_The task_
Copy each line of the data below with the word "Anti".

_Data in this exercise_
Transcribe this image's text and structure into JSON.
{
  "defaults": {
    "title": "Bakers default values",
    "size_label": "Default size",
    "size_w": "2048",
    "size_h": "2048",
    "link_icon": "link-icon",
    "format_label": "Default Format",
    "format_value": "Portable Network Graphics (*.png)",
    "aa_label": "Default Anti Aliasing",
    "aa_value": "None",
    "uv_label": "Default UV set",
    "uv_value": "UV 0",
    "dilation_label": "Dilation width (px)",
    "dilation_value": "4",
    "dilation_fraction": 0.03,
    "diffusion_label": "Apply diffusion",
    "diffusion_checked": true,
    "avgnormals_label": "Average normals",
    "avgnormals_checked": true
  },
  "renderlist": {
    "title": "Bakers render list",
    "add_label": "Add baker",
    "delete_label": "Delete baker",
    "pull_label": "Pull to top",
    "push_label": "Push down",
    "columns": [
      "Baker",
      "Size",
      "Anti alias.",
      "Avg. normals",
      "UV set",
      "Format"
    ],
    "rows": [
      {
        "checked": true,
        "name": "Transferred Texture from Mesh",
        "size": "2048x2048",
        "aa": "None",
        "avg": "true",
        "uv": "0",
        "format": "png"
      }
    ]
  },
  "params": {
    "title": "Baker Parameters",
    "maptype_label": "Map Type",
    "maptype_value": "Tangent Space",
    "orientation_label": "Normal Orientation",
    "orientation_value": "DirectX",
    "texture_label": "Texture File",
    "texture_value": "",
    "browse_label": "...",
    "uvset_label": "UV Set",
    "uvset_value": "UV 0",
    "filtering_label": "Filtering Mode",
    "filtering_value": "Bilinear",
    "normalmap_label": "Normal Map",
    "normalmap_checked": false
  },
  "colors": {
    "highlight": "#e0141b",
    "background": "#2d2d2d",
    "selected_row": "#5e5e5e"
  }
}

_Finished task_
    "aa_label": "Default Anti Aliasing",
      "Anti alias.",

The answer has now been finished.